- **Set exercise**
You are to retype all of the data exactly as it appears.

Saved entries

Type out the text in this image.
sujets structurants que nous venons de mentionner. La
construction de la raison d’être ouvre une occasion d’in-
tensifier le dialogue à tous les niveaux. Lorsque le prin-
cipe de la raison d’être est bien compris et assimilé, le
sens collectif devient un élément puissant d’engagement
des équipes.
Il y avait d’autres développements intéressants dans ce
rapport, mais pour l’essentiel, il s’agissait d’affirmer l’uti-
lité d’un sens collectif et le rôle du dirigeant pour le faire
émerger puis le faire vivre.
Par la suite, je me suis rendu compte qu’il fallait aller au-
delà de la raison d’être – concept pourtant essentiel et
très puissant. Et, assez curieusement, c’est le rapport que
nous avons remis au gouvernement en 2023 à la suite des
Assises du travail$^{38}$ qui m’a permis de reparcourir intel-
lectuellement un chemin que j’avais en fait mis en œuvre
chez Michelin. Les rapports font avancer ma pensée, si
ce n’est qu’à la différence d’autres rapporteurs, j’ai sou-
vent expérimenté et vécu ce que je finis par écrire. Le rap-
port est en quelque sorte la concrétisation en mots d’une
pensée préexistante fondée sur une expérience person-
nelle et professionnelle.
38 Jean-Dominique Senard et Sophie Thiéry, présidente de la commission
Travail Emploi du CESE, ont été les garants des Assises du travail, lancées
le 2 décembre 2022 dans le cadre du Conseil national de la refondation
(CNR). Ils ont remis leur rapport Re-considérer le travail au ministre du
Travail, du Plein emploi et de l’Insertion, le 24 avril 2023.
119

- **Solution below**
Type out the text in this image.
sujets structurants que nous venons de mentionner. La
construction de la raison d’être ouvre une occasion d’in-
tensifier le dialogue à tous les niveaux. Lorsque le prin-
cipe de la raison d’être est bien compris et assimilé, le
sens collectif devient un élément puissant d’engagement
des équipes.
Il y avait d’autres développements intéressants dans ce
rapport, mais pour l’essentiel, il s’agissait d’affirmer l’uti-
lité d’un sens collectif et le rôle du dirigeant pour le faire
émerger puis le faire vivre.
Par la suite, je me suis rendu compte qu’il fallait aller au-
delà de la raison d’être – concept pourtant essentiel et
très puissant. Et, assez curieusement, c’est le rapport que
nous avons remis au gouvernement en 2023 à la suite des
Assises du travail$^{38}$ qui m’a permis de reparcourir intel-
lectuellement un chemin que j’avais en fait mis en œuvre
chez Michelin. Les rapports font avancer ma pensée, si
ce n’est qu’à la différence d’autres rapporteurs, j’ai sou-
vent expérimenté et vécu ce que je finis par écrire. Le rap-
port est en quelque sorte la concrétisation en mots d’une
pensée préexistante fondée sur une expérience person-
nelle et professionnelle.
38 Jean-Dominique Senard et Sophie Thiéry, présidente de la commission
Travail Emploi du CESE, ont été les garants des Assises du travail, lancées
le 2 décembre 2022 dans le cadre du Conseil national de la refondation
(CNR). Ils ont remis leur rapport Re-considérer le travail au ministre du
Travail, du Plein emploi et de l’Insertion, le 24 avril 2023.
119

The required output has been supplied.